[Dataset records on visual material]
- - - - -
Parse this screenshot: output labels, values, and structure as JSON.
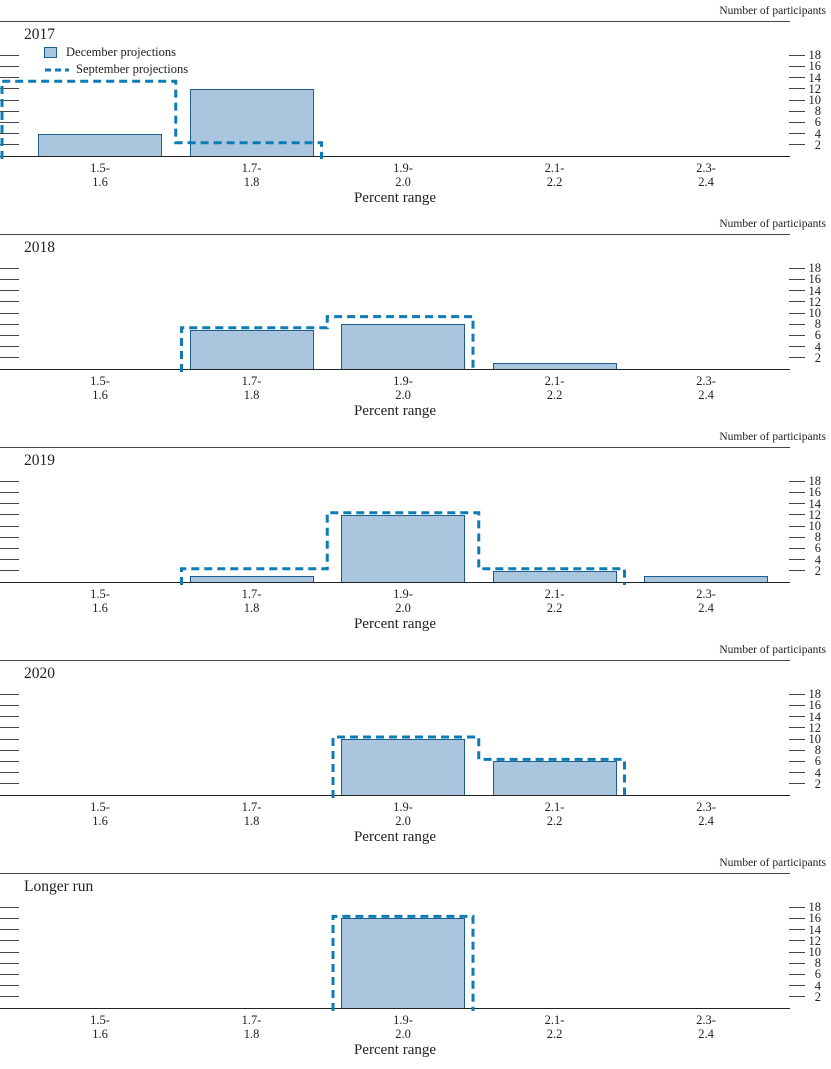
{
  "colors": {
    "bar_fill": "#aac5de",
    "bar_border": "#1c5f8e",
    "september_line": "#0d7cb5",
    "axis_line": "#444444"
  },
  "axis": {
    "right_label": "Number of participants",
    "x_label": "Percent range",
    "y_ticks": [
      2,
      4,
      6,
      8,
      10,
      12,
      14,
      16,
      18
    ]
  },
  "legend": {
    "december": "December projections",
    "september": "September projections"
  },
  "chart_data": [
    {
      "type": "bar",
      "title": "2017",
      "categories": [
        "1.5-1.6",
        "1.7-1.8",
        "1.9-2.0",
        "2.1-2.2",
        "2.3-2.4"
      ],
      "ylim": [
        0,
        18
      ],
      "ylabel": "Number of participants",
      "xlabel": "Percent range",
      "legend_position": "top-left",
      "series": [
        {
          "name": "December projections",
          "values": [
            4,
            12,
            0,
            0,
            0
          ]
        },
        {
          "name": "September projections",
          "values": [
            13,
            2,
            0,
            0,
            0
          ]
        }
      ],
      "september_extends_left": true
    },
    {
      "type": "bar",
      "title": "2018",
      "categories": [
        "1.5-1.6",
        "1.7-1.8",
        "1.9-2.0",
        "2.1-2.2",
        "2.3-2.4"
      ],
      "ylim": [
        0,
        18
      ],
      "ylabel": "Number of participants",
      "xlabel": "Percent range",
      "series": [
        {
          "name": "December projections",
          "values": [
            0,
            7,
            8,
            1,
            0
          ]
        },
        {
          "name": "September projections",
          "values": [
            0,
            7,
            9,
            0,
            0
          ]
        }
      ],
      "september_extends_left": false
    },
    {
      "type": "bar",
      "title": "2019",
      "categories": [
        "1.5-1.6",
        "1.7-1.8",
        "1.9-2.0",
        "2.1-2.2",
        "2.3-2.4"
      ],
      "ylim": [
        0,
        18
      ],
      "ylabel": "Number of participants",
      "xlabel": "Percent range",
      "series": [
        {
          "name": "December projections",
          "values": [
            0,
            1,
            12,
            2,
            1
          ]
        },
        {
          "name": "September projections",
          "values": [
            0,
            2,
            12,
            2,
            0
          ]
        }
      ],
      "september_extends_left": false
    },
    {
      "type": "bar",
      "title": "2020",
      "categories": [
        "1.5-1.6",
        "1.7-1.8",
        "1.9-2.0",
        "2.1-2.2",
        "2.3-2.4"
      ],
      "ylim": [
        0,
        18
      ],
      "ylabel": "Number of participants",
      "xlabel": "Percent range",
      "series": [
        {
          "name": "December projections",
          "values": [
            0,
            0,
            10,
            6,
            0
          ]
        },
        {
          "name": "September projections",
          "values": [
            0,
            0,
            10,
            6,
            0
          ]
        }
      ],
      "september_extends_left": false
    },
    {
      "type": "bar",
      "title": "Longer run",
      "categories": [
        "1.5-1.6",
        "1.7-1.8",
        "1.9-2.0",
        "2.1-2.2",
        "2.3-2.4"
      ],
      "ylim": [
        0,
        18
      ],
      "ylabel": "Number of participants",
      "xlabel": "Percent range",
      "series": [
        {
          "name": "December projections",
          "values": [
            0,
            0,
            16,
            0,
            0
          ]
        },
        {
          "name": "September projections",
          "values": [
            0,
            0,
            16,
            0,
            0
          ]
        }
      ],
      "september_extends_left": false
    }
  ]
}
- - - - -
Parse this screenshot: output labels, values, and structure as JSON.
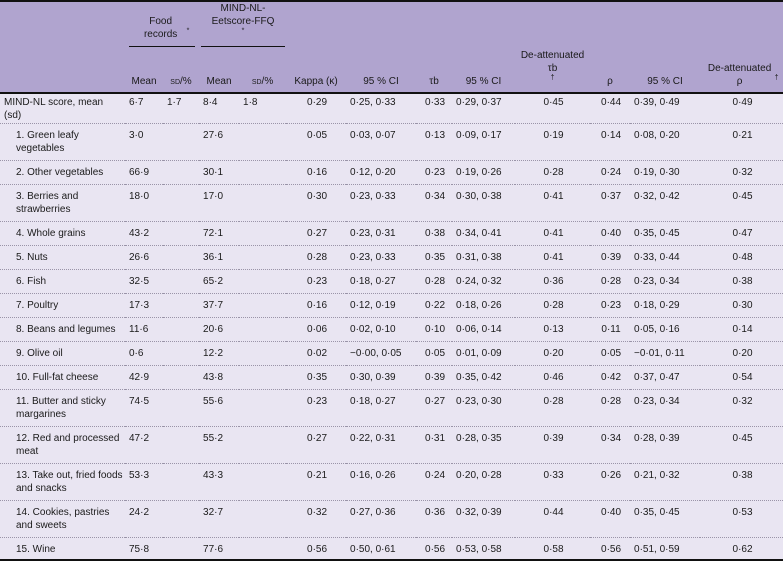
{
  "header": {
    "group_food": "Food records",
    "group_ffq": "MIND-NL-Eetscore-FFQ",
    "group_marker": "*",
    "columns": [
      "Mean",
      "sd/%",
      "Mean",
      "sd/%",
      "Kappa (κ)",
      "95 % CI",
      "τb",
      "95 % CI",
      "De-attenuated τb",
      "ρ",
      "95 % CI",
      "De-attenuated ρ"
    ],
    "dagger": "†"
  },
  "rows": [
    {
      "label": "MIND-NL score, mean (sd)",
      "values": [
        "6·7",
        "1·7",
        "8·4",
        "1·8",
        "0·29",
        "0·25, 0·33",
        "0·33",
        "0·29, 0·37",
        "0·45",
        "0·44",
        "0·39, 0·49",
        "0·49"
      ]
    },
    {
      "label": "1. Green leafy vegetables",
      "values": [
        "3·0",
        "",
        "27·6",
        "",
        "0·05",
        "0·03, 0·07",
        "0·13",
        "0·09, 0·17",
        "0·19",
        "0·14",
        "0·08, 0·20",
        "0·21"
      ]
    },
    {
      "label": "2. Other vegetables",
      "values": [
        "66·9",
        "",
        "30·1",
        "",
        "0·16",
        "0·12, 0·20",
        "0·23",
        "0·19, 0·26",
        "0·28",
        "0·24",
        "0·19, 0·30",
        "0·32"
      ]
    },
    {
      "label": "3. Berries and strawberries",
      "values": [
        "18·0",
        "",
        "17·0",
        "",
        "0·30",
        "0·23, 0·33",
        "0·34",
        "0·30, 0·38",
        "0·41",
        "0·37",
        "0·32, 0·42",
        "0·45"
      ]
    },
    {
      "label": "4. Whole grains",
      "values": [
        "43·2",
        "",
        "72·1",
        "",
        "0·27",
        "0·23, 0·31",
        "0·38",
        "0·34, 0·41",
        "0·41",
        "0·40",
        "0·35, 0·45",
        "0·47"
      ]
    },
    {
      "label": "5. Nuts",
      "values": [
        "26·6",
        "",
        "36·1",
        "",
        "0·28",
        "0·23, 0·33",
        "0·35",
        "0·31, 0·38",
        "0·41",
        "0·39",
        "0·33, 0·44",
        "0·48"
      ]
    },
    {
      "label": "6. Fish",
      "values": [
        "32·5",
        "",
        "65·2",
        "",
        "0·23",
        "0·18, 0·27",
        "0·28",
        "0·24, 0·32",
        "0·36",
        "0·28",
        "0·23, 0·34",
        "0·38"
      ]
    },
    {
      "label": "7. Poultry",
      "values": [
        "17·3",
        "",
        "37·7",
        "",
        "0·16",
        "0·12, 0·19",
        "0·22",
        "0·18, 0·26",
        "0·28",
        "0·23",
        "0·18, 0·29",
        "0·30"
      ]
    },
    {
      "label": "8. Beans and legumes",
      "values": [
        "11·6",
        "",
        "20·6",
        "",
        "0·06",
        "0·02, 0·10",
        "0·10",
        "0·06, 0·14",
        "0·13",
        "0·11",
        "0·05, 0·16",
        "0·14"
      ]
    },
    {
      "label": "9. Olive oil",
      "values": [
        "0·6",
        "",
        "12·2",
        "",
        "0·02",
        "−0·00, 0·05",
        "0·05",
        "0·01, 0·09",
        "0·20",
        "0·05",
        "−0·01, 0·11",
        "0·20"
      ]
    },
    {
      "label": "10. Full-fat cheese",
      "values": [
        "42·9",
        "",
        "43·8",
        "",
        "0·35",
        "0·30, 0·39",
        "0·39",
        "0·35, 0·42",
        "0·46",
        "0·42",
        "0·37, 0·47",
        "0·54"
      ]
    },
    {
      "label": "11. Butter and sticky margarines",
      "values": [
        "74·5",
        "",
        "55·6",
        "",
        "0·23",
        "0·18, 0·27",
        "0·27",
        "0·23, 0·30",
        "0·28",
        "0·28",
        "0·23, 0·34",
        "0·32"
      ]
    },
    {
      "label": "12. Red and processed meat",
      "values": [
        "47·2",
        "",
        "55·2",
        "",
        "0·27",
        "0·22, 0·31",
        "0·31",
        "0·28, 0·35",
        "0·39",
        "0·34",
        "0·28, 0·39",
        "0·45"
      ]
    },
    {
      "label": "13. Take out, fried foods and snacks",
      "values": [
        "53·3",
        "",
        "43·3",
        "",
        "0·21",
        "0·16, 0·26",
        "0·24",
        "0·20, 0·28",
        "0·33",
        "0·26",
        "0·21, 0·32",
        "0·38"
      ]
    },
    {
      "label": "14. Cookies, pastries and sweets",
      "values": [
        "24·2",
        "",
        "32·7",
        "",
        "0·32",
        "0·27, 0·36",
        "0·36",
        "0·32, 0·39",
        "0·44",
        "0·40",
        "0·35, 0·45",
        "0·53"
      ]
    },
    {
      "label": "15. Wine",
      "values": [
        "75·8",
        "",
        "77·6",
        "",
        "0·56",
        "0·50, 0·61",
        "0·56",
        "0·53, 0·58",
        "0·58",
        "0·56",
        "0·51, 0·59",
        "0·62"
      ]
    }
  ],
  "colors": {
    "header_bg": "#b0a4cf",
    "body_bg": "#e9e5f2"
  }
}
- - - - -
Aim:
Report all lines of the data that include the word "title".

Finished answer:
      "title": "2017",
      "title": "2018",
      "title": "2019",
      "title": "2020",
      "title": "Longer run",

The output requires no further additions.